Data listing:
╔══
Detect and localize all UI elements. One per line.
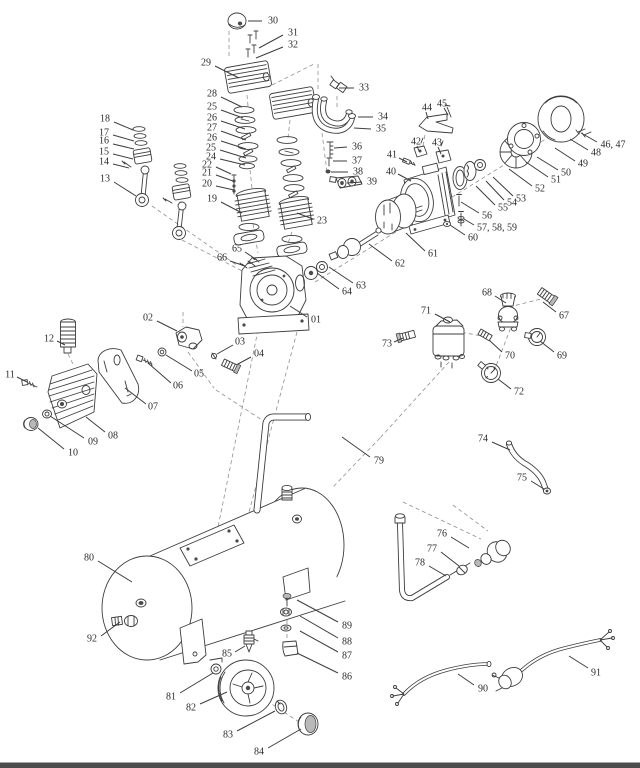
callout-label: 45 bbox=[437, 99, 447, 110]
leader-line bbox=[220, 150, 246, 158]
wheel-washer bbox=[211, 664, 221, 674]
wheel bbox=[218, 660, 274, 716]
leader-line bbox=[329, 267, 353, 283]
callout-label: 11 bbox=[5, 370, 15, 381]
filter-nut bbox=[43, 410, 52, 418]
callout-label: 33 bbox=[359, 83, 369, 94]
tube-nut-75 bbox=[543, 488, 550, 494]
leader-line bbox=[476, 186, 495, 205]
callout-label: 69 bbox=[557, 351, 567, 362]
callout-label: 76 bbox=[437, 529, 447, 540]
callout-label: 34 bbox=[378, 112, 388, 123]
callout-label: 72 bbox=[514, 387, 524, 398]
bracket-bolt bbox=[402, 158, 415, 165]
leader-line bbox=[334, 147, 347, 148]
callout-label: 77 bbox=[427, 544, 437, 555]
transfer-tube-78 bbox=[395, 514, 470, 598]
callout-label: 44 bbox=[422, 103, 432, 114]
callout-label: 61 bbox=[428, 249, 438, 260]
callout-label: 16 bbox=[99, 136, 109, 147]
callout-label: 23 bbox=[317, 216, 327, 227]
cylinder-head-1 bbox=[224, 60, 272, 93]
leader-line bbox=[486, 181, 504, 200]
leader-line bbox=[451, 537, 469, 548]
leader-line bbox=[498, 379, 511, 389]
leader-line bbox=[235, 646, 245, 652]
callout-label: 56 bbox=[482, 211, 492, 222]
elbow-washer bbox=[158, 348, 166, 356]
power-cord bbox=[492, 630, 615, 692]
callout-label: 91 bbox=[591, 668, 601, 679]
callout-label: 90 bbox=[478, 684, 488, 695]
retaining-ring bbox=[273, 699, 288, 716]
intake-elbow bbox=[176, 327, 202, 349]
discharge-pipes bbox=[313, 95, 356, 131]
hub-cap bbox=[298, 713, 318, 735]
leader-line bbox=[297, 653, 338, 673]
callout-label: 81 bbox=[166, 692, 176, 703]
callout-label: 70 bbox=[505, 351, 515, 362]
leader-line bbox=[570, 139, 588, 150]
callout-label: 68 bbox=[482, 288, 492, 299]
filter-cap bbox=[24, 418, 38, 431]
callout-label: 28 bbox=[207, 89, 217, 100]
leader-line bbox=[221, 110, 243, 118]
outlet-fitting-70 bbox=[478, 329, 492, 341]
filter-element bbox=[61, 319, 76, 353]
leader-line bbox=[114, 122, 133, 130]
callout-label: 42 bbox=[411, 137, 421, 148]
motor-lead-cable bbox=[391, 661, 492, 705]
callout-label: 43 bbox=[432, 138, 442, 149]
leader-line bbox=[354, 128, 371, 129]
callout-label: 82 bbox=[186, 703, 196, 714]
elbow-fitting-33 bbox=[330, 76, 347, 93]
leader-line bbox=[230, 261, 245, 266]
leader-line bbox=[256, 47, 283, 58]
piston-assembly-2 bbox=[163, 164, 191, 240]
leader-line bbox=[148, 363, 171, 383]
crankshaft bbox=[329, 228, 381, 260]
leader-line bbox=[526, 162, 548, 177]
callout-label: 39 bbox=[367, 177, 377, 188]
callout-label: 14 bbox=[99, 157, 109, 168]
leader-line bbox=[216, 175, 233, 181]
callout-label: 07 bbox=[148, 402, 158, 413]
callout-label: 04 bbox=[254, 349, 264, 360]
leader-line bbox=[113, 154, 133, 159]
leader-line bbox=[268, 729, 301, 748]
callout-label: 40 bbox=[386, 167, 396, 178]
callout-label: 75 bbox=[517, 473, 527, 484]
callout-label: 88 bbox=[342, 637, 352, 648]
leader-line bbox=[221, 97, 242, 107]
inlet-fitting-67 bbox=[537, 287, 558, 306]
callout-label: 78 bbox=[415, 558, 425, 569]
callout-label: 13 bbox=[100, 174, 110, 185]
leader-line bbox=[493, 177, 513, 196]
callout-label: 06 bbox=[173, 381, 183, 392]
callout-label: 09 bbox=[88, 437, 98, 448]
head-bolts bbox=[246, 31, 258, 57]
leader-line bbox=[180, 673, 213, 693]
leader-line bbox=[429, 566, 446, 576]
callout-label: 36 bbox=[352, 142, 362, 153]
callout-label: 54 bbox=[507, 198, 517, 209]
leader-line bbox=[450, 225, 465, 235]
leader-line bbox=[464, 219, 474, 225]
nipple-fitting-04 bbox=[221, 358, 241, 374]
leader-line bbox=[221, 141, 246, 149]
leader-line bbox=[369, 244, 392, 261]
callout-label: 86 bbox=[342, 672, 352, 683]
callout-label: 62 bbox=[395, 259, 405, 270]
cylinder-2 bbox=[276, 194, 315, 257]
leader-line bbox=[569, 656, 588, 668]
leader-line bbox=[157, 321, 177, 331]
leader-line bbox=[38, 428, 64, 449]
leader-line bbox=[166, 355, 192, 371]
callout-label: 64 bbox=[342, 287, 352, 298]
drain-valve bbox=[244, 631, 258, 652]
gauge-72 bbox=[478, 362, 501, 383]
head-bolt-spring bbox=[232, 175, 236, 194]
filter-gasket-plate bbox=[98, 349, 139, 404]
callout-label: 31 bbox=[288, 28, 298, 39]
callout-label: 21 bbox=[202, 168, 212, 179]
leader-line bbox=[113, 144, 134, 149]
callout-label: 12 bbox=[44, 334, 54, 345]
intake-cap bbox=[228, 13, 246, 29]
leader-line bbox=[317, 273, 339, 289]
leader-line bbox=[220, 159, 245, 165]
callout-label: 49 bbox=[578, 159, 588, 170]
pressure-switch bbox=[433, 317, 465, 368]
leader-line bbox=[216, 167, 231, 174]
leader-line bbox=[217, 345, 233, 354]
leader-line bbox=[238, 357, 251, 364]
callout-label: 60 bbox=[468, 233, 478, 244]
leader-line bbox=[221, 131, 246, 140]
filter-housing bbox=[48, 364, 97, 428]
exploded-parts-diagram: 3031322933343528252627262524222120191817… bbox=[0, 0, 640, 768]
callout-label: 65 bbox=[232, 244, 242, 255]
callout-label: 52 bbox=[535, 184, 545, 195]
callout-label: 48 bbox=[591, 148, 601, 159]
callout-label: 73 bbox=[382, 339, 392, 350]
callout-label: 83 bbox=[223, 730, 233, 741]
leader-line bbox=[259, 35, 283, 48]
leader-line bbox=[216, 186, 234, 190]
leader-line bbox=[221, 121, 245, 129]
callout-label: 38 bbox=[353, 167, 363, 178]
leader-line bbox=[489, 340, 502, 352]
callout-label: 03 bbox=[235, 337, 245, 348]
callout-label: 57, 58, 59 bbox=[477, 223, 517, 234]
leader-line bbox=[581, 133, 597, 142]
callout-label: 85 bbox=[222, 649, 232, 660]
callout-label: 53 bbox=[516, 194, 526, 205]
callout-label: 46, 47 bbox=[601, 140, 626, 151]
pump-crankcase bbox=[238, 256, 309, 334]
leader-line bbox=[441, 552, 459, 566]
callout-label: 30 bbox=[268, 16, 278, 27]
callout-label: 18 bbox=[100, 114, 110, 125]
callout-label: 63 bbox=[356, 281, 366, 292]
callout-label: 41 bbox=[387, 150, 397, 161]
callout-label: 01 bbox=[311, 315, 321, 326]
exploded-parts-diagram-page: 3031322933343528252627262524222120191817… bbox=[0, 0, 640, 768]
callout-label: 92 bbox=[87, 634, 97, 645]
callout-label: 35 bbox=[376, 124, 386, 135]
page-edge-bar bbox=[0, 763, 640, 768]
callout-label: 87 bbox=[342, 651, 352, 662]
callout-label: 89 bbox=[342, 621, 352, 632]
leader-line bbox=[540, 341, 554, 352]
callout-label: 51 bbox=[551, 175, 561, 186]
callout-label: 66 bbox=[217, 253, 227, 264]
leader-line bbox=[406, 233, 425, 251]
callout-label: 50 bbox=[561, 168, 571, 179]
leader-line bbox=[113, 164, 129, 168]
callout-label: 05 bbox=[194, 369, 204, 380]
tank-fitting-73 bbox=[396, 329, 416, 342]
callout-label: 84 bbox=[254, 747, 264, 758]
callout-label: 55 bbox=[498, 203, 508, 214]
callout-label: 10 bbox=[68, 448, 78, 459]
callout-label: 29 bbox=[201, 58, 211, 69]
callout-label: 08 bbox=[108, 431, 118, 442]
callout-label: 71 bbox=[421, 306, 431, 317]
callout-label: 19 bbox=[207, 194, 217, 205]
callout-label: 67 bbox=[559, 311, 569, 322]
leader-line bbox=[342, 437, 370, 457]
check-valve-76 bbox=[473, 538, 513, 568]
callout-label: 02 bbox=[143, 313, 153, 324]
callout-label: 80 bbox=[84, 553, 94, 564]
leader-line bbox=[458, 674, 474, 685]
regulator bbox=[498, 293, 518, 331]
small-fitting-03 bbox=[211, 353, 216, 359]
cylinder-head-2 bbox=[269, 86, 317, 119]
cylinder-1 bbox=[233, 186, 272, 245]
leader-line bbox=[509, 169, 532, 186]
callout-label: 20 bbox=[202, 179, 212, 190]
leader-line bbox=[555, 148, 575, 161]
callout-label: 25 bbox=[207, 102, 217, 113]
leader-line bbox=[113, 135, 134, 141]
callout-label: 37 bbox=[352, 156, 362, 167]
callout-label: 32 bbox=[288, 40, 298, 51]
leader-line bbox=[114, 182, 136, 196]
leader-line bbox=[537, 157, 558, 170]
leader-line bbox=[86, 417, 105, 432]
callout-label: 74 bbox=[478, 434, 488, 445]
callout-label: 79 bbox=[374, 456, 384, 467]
╚══
Problem to work on: Return the lines in the data listing above starting at the line that contains "callout-label: 45 bbox=[437, 99, 447, 110]" and ending at the line that contains "leader-line bbox=[235, 646, 245, 652]", both included, reproduced without any change.

Task result:
callout-label: 45 bbox=[437, 99, 447, 110]
leader-line bbox=[220, 150, 246, 158]
wheel-washer bbox=[211, 664, 221, 674]
wheel bbox=[218, 660, 274, 716]
leader-line bbox=[329, 267, 353, 283]
callout-label: 11 bbox=[5, 370, 15, 381]
filter-nut bbox=[43, 410, 52, 418]
callout-label: 33 bbox=[359, 83, 369, 94]
tube-nut-75 bbox=[543, 488, 550, 494]
leader-line bbox=[476, 186, 495, 205]
callout-label: 69 bbox=[557, 351, 567, 362]
callout-label: 76 bbox=[437, 529, 447, 540]
callout-label: 34 bbox=[378, 112, 388, 123]
callout-label: 72 bbox=[514, 387, 524, 398]
bracket-bolt bbox=[402, 158, 415, 165]
leader-line bbox=[334, 147, 347, 148]
callout-label: 77 bbox=[427, 544, 437, 555]
transfer-tube-78 bbox=[395, 514, 470, 598]
callout-label: 44 bbox=[422, 103, 432, 114]
callout-label: 61 bbox=[428, 249, 438, 260]
callout-label: 16 bbox=[99, 136, 109, 147]
callout-label: 23 bbox=[317, 216, 327, 227]
cylinder-head-1 bbox=[224, 60, 272, 93]
leader-line bbox=[486, 181, 504, 200]
leader-line bbox=[451, 537, 469, 548]
leader-line bbox=[498, 379, 511, 389]
leader-line bbox=[235, 646, 245, 652]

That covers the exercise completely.